Stated exercise ->
Please output, verbatim, the lines of the listing below from its first line through the line containing "segment this screenshot: for", including both ends, and omit the pictures.

══ Material provided ══

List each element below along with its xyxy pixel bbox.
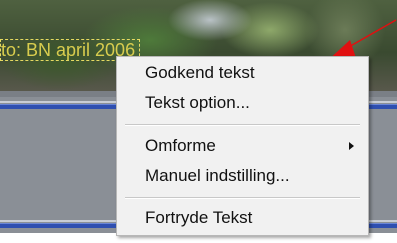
menu-separator [125, 124, 360, 126]
menu-item-label: Godkend tekst [145, 63, 255, 82]
menu-item-godkend-tekst[interactable]: Godkend tekst [117, 59, 368, 86]
menu-item-tekst-option[interactable]: Tekst option... [117, 89, 368, 116]
menu-item-label: Fortryde Tekst [145, 208, 253, 227]
menu-item-manuel-indstilling[interactable]: Manuel indstilling... [117, 162, 368, 189]
menu-item-label: Manuel indstilling... [145, 166, 290, 185]
menu-item-label: Tekst option... [145, 93, 250, 112]
chevron-right-icon [349, 142, 354, 150]
menu-item-omforme[interactable]: Omforme [117, 132, 368, 159]
context-menu: Godkend tekst Tekst option... Omforme Ma… [116, 56, 369, 236]
menu-item-label: Omforme [145, 136, 216, 155]
menu-separator [125, 197, 360, 199]
menu-item-fortryde-tekst[interactable]: Fortryde Tekst [117, 204, 368, 231]
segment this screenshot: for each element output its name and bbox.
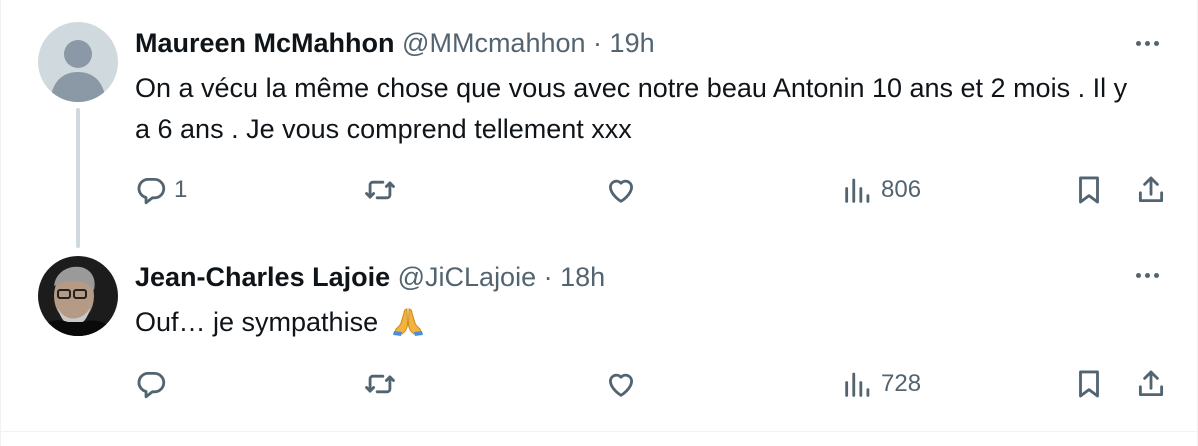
reply-count: 1 [174, 176, 188, 203]
author-name[interactable]: Maureen McMahhon [135, 28, 395, 58]
share-button[interactable] [1134, 364, 1168, 404]
separator: · [543, 262, 553, 292]
reply-icon [137, 177, 166, 205]
author-handle[interactable]: @MMcmahhon [402, 28, 585, 58]
like-button[interactable] [604, 364, 644, 404]
folded-hands-icon [392, 308, 423, 336]
bookmark-button[interactable] [1072, 170, 1106, 210]
reply-button[interactable]: 1 [134, 170, 187, 210]
tweet-text-content: Ouf… je sympathise [135, 307, 379, 337]
views-icon [845, 178, 870, 203]
tweet-actions: 728 [1, 364, 1198, 404]
view-count: 728 [881, 370, 922, 397]
tweet[interactable]: Maureen McMahhon @MMcmahhon · 19h On a v… [1, 0, 1198, 248]
timestamp[interactable]: 19h [610, 28, 655, 58]
tweet-text: On a vécu la même chose que vous avec no… [135, 73, 1128, 144]
tweet-text: Ouf… je sympathise [135, 302, 1145, 349]
separator: · [593, 28, 603, 58]
views-button[interactable]: 728 [841, 364, 921, 404]
timeline: Maureen McMahhon @MMcmahhon · 19h On a v… [0, 0, 1198, 446]
bookmark-icon [1079, 176, 1099, 204]
folded-hands-emoji [392, 305, 424, 349]
view-count: 806 [881, 176, 922, 203]
retweet-button[interactable] [363, 364, 403, 404]
tweet-header: Jean-Charles Lajoie @JiCLajoie · 18h [135, 260, 605, 294]
share-icon [1138, 176, 1164, 203]
photo-avatar-icon [38, 256, 118, 336]
reply-button[interactable] [134, 364, 174, 404]
more-icon[interactable] [1127, 26, 1167, 60]
views-icon [845, 372, 870, 397]
like-button[interactable] [604, 170, 644, 210]
more-icon[interactable] [1127, 258, 1167, 292]
avatar[interactable] [38, 22, 118, 102]
bookmark-button[interactable] [1072, 364, 1106, 404]
share-icon [1138, 370, 1164, 397]
default-avatar-icon [38, 22, 118, 102]
bookmark-icon [1079, 370, 1099, 398]
retweet-icon [365, 374, 395, 394]
tweet[interactable]: Jean-Charles Lajoie @JiCLajoie · 18h Ouf… [1, 248, 1198, 434]
divider [1, 431, 1197, 432]
share-button[interactable] [1134, 170, 1168, 210]
reply-icon [137, 371, 166, 399]
heart-icon [608, 373, 634, 397]
views-button[interactable]: 806 [841, 170, 921, 210]
heart-icon [608, 179, 634, 203]
tweet-header: Maureen McMahhon @MMcmahhon · 19h [135, 26, 655, 60]
retweet-icon [365, 180, 395, 200]
timestamp[interactable]: 18h [560, 262, 605, 292]
author-name[interactable]: Jean-Charles Lajoie [135, 262, 390, 292]
tweet-actions: 1 806 [1, 170, 1198, 210]
avatar[interactable] [38, 256, 118, 336]
author-handle[interactable]: @JiCLajoie [398, 262, 536, 292]
retweet-button[interactable] [363, 170, 403, 210]
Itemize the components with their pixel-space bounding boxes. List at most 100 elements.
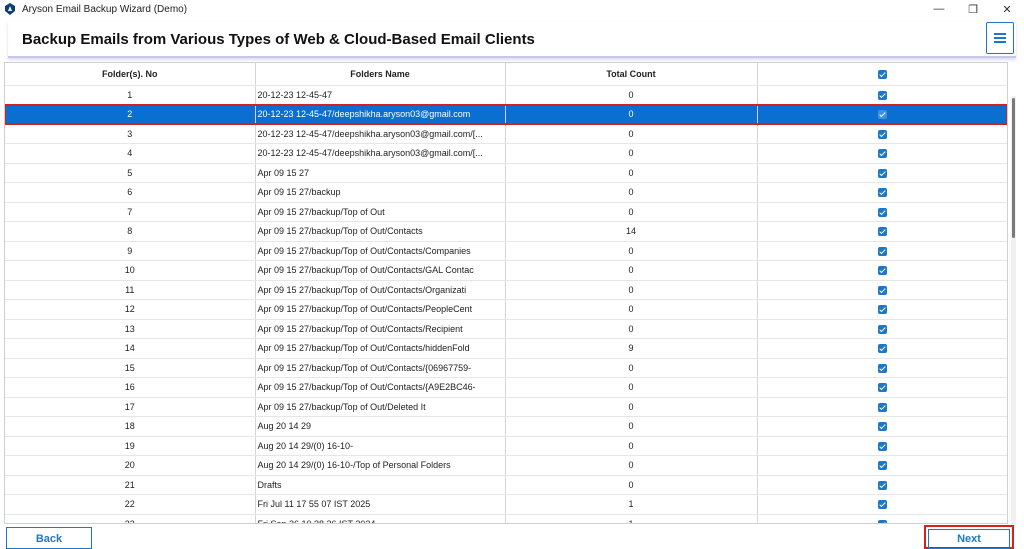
folder-number-cell: 20 [5,455,256,476]
table-row[interactable]: 7 Apr 09 15 27/backup/Top of Out 0 [5,202,1007,222]
row-checkbox[interactable] [877,480,887,490]
folder-name-cell: Drafts [255,475,506,495]
row-checkbox[interactable] [877,90,887,100]
table-row[interactable]: 10 Apr 09 15 27/backup/Top of Out/Contact… [5,260,1007,281]
row-checkbox[interactable] [877,441,887,451]
menu-button[interactable] [986,22,1014,54]
folder-name-cell: Apr 09 15 27/backup/Top of Out/Contacts [255,221,506,242]
row-checkbox[interactable] [877,227,887,237]
folder-number-cell: 18 [5,416,256,437]
table-row[interactable]: 18 Aug 20 14 29 0 [5,416,1007,437]
folder-name-cell: Aug 20 14 29 [255,416,506,437]
table-row[interactable]: 4 20-12-23 12-45-47/deepshikha.aryson03@g… [5,143,1007,164]
page-title: Backup Emails from Various Types of Web … [22,31,535,48]
folder-number-cell: 12 [5,299,256,320]
row-checkbox[interactable] [877,168,887,178]
table-row[interactable]: 1 20-12-23 12-45-47 0 [5,85,1007,105]
folder-number-cell: 13 [5,319,256,339]
table-row[interactable]: 5 Apr 09 15 27 0 [5,163,1007,183]
folder-name-cell: 20-12-23 12-45-47/deepshikha.aryson03@gm… [255,124,506,144]
table-row[interactable]: 16 Apr 09 15 27/backup/Top of Out/Contact… [5,377,1007,398]
back-button[interactable]: Back [6,527,92,549]
row-checkbox[interactable] [877,266,887,276]
table-row[interactable]: 8 Apr 09 15 27/backup/Top of Out/Contacts… [5,221,1007,242]
folder-number-cell: 3 [5,124,256,144]
select-cell [757,182,1007,203]
select-cell [757,319,1007,339]
table-row[interactable]: 20 Aug 20 14 29/(0) 16-10-/Top of Persona… [5,455,1007,476]
select-cell [757,280,1007,300]
close-button[interactable]: ✕ [990,0,1024,18]
select-cell [757,241,1007,261]
row-checkbox[interactable] [877,324,887,334]
folder-name-cell: Aug 20 14 29/(0) 16-10- [255,436,506,456]
table-row[interactable]: 9 Apr 09 15 27/backup/Top of Out/Contacts… [5,241,1007,261]
column-header-select[interactable] [757,63,1007,86]
row-checkbox[interactable] [877,402,887,412]
select-all-checkbox[interactable] [877,69,887,79]
table-row[interactable]: 17 Apr 09 15 27/backup/Top of Out/Deleted… [5,397,1007,417]
select-cell [757,202,1007,222]
folder-number-cell: 23 [5,514,256,523]
row-checkbox[interactable] [877,110,887,120]
total-count-cell: 0 [505,299,758,320]
table-row[interactable]: 15 Apr 09 15 27/backup/Top of Out/Contact… [5,358,1007,378]
folder-number-cell: 8 [5,221,256,242]
table-row[interactable]: 3 20-12-23 12-45-47/deepshikha.aryson03@g… [5,124,1007,144]
select-cell [757,514,1007,523]
window-controls: — ❐ ✕ [922,0,1024,18]
restore-button[interactable]: ❐ [956,0,990,18]
hamburger-icon [994,33,1006,43]
column-header-number[interactable]: Folder(s). No [5,63,256,86]
folder-number-cell: 11 [5,280,256,300]
total-count-cell: 0 [505,241,758,261]
table-row[interactable]: 21 Drafts 0 [5,475,1007,495]
row-checkbox[interactable] [877,500,887,510]
column-header-folders-name[interactable]: Folders Name [255,63,506,86]
row-checkbox[interactable] [877,519,887,523]
select-cell [757,104,1007,125]
total-count-cell: 9 [505,338,758,359]
folder-number-cell: 17 [5,397,256,417]
table-row[interactable]: 23 Fri Sep 26 10 38 26 IST 2024 1 [5,514,1007,523]
row-checkbox[interactable] [877,188,887,198]
folder-number-cell: 19 [5,436,256,456]
folder-name-cell: Apr 09 15 27/backup/Top of Out/Contacts/… [255,358,506,378]
row-checkbox[interactable] [877,305,887,315]
folder-name-cell: Apr 09 15 27/backup/Top of Out/Contacts/… [255,280,506,300]
table-row[interactable]: 11 Apr 09 15 27/backup/Top of Out/Contact… [5,280,1007,300]
folder-name-cell: Aug 20 14 29/(0) 16-10-/Top of Personal … [255,455,506,476]
row-checkbox[interactable] [877,129,887,139]
row-checkbox[interactable] [877,285,887,295]
table-row[interactable]: 2 20-12-23 12-45-47/deepshikha.aryson03@g… [5,103,1007,125]
row-checkbox[interactable] [877,383,887,393]
row-checkbox[interactable] [877,246,887,256]
select-cell [757,397,1007,417]
folder-name-cell: Fri Jul 11 17 55 07 IST 2025 [255,494,506,515]
table-row[interactable]: 22 Fri Jul 11 17 55 07 IST 2025 1 [5,494,1007,515]
row-checkbox[interactable] [877,363,887,373]
row-checkbox[interactable] [877,344,887,354]
select-cell [757,455,1007,476]
total-count-cell: 0 [505,377,758,398]
table-row[interactable]: 14 Apr 09 15 27/backup/Top of Out/Contact… [5,338,1007,359]
folder-name-cell: Apr 09 15 27/backup [255,182,506,203]
table-header-row: Folder(s). No Folders Name Total Count [5,63,1007,86]
row-checkbox[interactable] [877,422,887,432]
table-row[interactable]: 13 Apr 09 15 27/backup/Top of Out/Contact… [5,319,1007,339]
select-cell [757,377,1007,398]
folder-name-cell: Apr 09 15 27/backup/Top of Out/Contacts/… [255,260,506,281]
folder-name-cell: 20-12-23 12-45-47/deepshikha.aryson03@gm… [255,143,506,164]
row-checkbox[interactable] [877,149,887,159]
column-header-total-count[interactable]: Total Count [505,63,758,86]
table-row[interactable]: 12 Apr 09 15 27/backup/Top of Out/Contact… [5,299,1007,320]
table-row[interactable]: 6 Apr 09 15 27/backup 0 [5,182,1007,203]
table-row[interactable]: 19 Aug 20 14 29/(0) 16-10- 0 [5,436,1007,456]
row-checkbox[interactable] [877,461,887,471]
window-title: Aryson Email Backup Wizard (Demo) [22,3,188,15]
next-button[interactable]: Next [924,525,1014,549]
row-checkbox[interactable] [877,207,887,217]
select-cell [757,221,1007,242]
minimize-button[interactable]: — [922,0,956,18]
scrollbar-thumb[interactable] [1012,98,1015,238]
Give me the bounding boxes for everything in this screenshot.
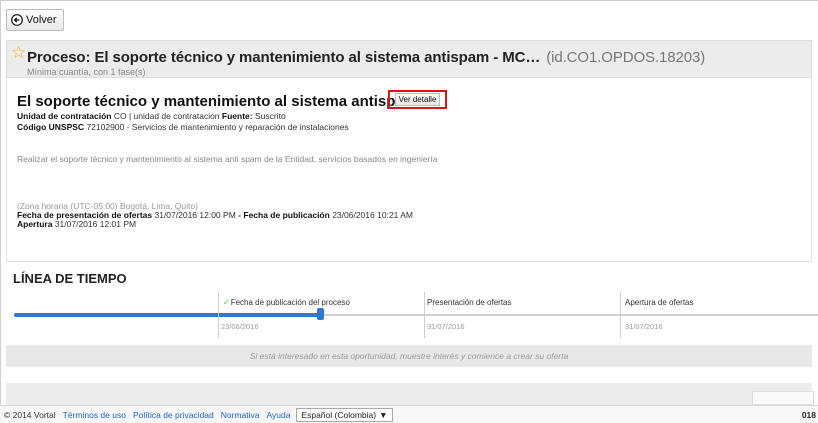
timeline-stage-label: Fecha de publicación del proceso — [230, 298, 350, 307]
timeline-stage-date: 23/06/2016 — [221, 322, 259, 331]
apertura-label: Apertura — [17, 219, 53, 229]
fuente-label: Fuente: — [221, 111, 253, 121]
footer-link-terminos[interactable]: Términos de uso — [63, 410, 126, 420]
process-detail-panel: El soporte técnico y mantenimiento al si… — [6, 78, 812, 261]
process-subtitle: Mínima cuantía, con 1 fase(s) — [27, 67, 146, 77]
timeline-stage-label: Apertura de ofertas — [625, 298, 694, 307]
timeline-stage-apertura: Apertura de ofertas — [625, 298, 693, 307]
publicacion-value: 23/06/2016 10:21 AM — [332, 210, 414, 220]
back-button-label: Volver — [26, 14, 57, 26]
timeline-divider — [218, 292, 219, 338]
timeline-handle[interactable] — [317, 308, 324, 320]
unidad-label: Unidad de contratación — [17, 111, 112, 121]
timeline-title: LÍNEA DE TIEMPO — [13, 271, 127, 286]
language-value: Español (Colombia) — [301, 409, 377, 420]
ver-detalle-highlight: Ver detalle — [388, 90, 447, 109]
footer-code: 018 — [801, 409, 816, 420]
timeline-stage-date: 31/07/2016 — [427, 322, 465, 331]
fechas-dash: - — [238, 210, 241, 220]
unidad-value: CO | unidad de contratacion — [113, 111, 220, 121]
check-icon: ✓ — [223, 298, 230, 307]
timeline-divider — [424, 292, 425, 338]
timeline-stage-date: 31/07/2016 — [625, 322, 663, 331]
presentacion-value: 31/07/2016 12:00 PM — [154, 210, 236, 220]
timeline-progress — [14, 313, 320, 317]
timeline-divider — [620, 292, 621, 338]
chevron-down-icon: ▼ — [379, 409, 388, 420]
collapsed-section-button[interactable] — [752, 391, 814, 405]
process-header: ☆ Proceso: El soporte técnico y mantenim… — [6, 40, 812, 78]
collapsed-section — [6, 383, 812, 405]
footer-copyright: © 2014 Vortal — [4, 409, 56, 420]
footer-link-ayuda[interactable]: Ayuda — [266, 410, 290, 420]
fuente-value: Suscrito — [255, 111, 286, 121]
unspsc-line: Código UNSPSC 72102900 - Servicios de ma… — [17, 122, 349, 132]
star-outline-icon[interactable]: ☆ — [11, 44, 26, 61]
timeline-stage-presentacion: Presentación de ofertas — [427, 298, 512, 307]
back-arrow-circle-icon — [11, 14, 23, 26]
apertura-value: 31/07/2016 12:01 PM — [54, 219, 137, 229]
unidad-line: Unidad de contratación CO | unidad de co… — [17, 111, 286, 121]
footer-link-privacidad[interactable]: Política de privacidad — [133, 410, 214, 420]
process-description: Realizar el soporte técnico y mantenimie… — [17, 154, 438, 164]
process-title: Proceso: El soporte técnico y mantenimie… — [27, 49, 705, 66]
detail-title: El soporte técnico y mantenimiento al si… — [17, 93, 418, 110]
interest-message-bar: Si está interesado en esta oportunidad, … — [6, 345, 812, 367]
back-button[interactable]: Volver — [6, 9, 64, 31]
language-select[interactable]: Español (Colombia) ▼ — [296, 407, 393, 422]
apertura-line: Apertura 31/07/2016 12:01 PM — [17, 219, 136, 229]
section-divider — [6, 261, 812, 262]
process-title-text: Proceso: El soporte técnico y mantenimie… — [27, 49, 541, 66]
ver-detalle-button[interactable]: Ver detalle — [394, 93, 441, 106]
interest-message: Si está interesado en esta oportunidad, … — [249, 351, 569, 361]
timeline-stage-label: Presentación de ofertas — [427, 298, 512, 307]
footer-link-normativa[interactable]: Normativa — [221, 410, 260, 420]
process-id: (id.CO1.OPDOS.18203) — [546, 49, 706, 66]
publicacion-label: Fecha de publicación — [243, 210, 330, 220]
footer: © 2014 Vortal Términos de uso Política d… — [0, 405, 818, 423]
unspsc-label: Código UNSPSC — [17, 122, 85, 132]
timeline-stage-publicacion: ✓Fecha de publicación del proceso — [223, 298, 350, 307]
unspsc-value: 72102900 - Servicios de mantenimiento y … — [86, 122, 349, 132]
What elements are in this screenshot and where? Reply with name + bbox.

═══

Right answer ->
List each element below along with its xyxy pixel bbox.
menu-separator [125, 124, 360, 126]
menu-item-label: Godkend tekst [145, 63, 255, 82]
menu-item-godkend-tekst[interactable]: Godkend tekst [117, 59, 368, 86]
menu-item-tekst-option[interactable]: Tekst option... [117, 89, 368, 116]
menu-item-label: Fortryde Tekst [145, 208, 253, 227]
menu-item-manuel-indstilling[interactable]: Manuel indstilling... [117, 162, 368, 189]
menu-item-label: Manuel indstilling... [145, 166, 290, 185]
menu-item-label: Tekst option... [145, 93, 250, 112]
chevron-right-icon [349, 142, 354, 150]
menu-item-omforme[interactable]: Omforme [117, 132, 368, 159]
context-menu: Godkend tekst Tekst option... Omforme Ma… [116, 56, 369, 236]
menu-item-label: Omforme [145, 136, 216, 155]
menu-separator [125, 197, 360, 199]
menu-item-fortryde-tekst[interactable]: Fortryde Tekst [117, 204, 368, 231]
segment this screenshot: for each element output its name and bbox.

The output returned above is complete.